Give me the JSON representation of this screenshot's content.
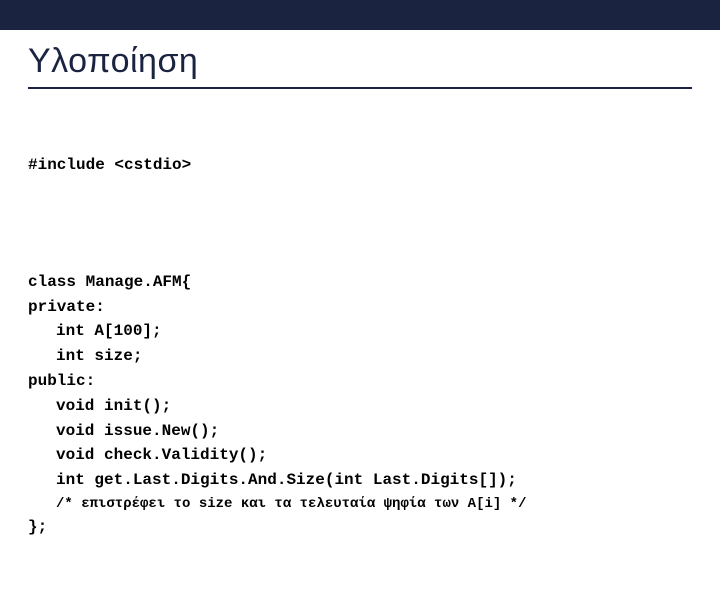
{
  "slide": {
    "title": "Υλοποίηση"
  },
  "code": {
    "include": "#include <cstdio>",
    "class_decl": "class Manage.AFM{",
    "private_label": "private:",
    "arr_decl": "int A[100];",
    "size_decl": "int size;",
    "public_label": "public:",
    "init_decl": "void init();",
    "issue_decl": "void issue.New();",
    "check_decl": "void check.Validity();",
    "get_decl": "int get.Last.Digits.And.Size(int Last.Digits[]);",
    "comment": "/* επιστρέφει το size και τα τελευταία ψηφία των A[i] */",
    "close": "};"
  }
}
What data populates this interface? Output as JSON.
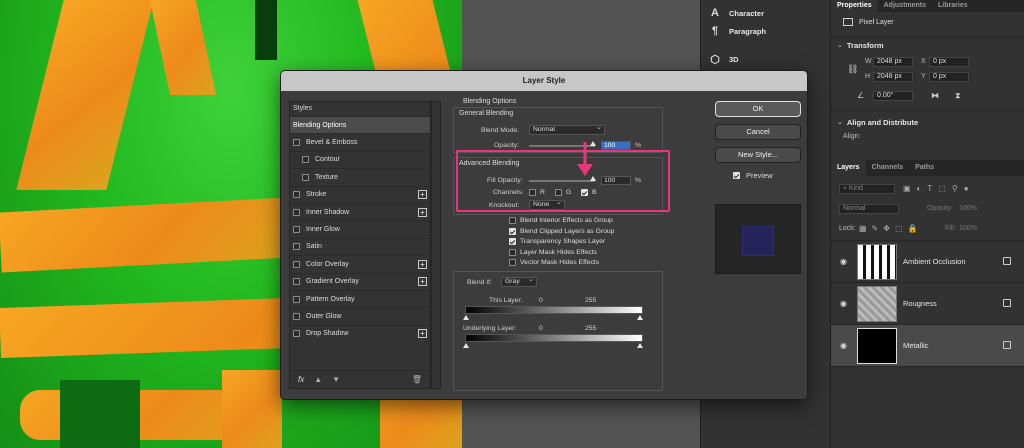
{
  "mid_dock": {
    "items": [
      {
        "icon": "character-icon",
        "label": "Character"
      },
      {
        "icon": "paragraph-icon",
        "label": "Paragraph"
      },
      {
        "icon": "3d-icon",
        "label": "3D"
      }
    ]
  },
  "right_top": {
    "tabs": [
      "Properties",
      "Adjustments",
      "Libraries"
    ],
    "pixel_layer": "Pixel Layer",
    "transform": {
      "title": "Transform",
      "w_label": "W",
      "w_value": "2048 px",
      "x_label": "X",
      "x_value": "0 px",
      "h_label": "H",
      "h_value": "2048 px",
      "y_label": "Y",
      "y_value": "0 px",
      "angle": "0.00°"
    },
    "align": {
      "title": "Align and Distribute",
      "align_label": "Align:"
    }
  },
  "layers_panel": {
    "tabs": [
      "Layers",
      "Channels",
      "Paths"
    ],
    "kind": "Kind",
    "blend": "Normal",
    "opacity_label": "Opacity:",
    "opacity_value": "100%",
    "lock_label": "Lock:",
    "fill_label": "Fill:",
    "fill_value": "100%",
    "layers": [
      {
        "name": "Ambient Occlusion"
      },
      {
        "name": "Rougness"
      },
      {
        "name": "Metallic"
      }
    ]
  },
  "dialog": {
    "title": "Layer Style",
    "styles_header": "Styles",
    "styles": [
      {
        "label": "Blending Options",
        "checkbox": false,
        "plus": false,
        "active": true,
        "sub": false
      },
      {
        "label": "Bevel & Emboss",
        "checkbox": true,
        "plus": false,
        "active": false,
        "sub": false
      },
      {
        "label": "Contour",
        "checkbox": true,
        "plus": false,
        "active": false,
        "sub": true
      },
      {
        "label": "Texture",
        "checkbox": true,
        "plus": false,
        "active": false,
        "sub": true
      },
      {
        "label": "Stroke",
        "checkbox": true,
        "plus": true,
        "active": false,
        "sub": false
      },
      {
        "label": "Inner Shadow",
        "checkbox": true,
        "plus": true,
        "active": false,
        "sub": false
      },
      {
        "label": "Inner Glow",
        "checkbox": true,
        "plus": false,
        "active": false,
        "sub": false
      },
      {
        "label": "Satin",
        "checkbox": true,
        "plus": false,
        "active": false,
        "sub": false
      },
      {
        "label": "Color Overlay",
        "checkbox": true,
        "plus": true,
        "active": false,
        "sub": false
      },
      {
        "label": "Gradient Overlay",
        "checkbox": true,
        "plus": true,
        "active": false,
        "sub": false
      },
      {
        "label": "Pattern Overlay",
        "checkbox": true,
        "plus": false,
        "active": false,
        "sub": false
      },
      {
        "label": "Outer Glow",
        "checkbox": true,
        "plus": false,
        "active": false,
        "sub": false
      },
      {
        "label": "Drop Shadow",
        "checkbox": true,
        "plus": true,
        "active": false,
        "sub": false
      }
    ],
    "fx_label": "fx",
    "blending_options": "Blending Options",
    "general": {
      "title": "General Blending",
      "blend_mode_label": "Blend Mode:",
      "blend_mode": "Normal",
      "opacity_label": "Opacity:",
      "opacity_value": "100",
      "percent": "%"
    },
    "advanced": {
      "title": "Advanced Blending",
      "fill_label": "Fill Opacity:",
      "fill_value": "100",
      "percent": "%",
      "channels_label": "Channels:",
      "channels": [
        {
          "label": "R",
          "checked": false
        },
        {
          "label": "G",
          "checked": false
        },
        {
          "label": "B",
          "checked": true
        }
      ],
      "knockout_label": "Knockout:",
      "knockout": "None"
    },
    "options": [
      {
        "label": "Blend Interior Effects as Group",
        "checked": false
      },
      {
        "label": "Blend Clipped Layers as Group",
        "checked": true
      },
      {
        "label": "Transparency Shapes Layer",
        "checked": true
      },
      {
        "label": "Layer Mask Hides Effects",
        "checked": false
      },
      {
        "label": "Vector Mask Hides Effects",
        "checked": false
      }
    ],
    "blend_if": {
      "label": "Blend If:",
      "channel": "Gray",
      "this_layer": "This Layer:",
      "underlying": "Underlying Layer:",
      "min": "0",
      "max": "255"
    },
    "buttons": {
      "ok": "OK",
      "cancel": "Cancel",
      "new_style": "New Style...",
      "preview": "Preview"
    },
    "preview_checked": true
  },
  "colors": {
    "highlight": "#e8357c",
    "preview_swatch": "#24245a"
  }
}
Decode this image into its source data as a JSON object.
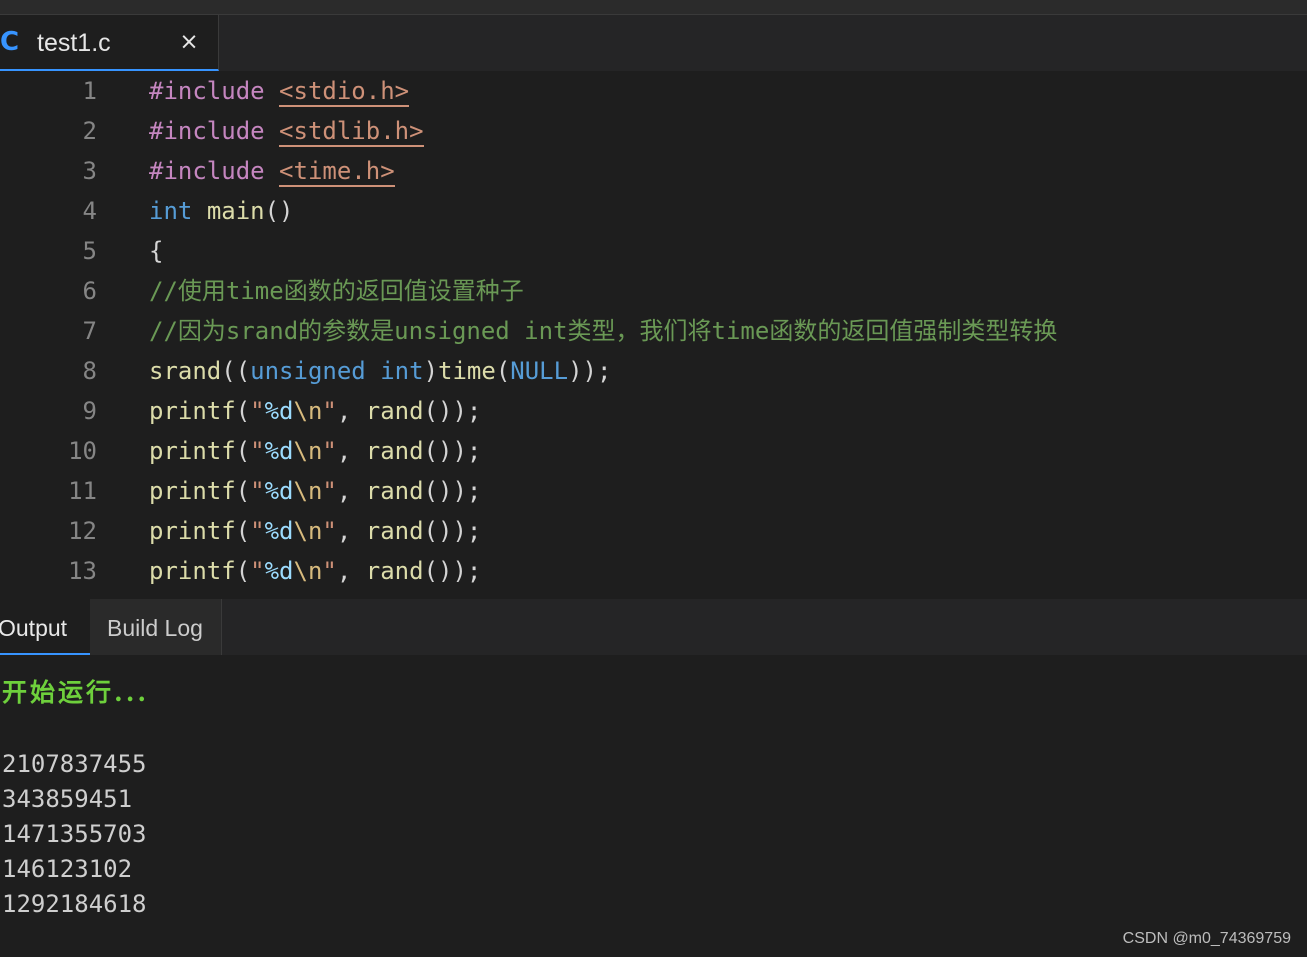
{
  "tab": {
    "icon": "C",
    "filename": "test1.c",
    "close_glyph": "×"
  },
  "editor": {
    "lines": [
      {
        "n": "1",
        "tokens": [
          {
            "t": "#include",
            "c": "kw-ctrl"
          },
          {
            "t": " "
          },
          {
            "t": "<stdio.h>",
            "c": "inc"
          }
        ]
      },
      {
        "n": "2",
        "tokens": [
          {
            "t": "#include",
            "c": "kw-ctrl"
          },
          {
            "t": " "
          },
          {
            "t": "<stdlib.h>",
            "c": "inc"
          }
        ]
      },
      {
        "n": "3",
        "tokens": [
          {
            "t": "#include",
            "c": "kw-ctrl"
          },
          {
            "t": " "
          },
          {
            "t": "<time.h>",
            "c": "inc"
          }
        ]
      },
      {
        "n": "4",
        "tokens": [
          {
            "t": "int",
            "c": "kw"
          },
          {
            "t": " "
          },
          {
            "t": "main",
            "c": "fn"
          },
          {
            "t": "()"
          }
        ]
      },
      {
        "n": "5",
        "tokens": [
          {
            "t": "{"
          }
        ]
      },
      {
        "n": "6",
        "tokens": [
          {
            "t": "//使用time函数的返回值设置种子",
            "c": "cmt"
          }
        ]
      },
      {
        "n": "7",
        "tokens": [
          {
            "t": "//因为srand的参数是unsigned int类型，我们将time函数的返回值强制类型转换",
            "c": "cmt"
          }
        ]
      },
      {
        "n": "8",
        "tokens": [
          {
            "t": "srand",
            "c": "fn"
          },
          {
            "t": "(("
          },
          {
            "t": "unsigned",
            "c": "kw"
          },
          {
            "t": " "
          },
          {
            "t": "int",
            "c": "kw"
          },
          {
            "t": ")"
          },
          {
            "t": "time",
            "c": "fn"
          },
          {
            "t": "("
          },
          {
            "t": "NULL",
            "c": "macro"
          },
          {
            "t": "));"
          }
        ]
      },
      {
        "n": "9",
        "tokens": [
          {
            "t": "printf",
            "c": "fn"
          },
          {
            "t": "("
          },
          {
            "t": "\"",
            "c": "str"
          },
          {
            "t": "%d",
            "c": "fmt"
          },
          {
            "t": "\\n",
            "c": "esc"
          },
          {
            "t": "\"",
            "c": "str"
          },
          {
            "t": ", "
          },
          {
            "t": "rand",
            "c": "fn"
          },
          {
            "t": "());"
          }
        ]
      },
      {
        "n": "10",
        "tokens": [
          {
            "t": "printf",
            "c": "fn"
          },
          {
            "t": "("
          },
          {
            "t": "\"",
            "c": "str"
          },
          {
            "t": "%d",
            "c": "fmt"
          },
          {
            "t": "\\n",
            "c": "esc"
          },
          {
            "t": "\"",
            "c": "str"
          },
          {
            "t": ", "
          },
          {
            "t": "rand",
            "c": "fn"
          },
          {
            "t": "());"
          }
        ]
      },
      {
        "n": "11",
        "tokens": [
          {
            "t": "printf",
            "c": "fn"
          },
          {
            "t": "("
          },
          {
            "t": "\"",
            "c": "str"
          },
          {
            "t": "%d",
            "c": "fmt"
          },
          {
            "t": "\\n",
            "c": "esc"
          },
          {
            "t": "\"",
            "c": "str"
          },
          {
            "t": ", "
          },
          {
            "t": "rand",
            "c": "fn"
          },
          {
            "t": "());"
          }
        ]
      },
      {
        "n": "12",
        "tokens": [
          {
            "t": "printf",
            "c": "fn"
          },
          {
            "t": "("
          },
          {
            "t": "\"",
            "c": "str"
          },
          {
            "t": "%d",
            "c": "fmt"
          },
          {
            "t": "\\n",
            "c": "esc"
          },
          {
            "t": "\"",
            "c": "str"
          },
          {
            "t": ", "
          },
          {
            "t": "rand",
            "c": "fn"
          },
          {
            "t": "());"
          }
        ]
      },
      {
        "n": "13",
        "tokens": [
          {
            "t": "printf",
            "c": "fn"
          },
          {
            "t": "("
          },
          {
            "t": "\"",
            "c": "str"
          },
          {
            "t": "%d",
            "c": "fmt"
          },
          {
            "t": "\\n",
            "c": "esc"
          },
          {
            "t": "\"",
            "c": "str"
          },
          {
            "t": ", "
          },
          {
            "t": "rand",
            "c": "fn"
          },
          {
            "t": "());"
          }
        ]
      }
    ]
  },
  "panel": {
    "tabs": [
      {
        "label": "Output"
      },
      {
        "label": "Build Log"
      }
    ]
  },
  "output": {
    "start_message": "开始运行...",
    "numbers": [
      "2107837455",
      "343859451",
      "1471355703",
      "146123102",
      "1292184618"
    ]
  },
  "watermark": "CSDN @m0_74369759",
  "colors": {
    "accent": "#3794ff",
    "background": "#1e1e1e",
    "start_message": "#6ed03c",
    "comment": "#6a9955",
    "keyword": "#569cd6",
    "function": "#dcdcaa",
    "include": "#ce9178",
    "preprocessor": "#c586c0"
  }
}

[Your task]: Copy each line above that contains the string "Shadow".

[The completed task]:
        "label": "Inner Shadow",
        "label": "Drop Shadow",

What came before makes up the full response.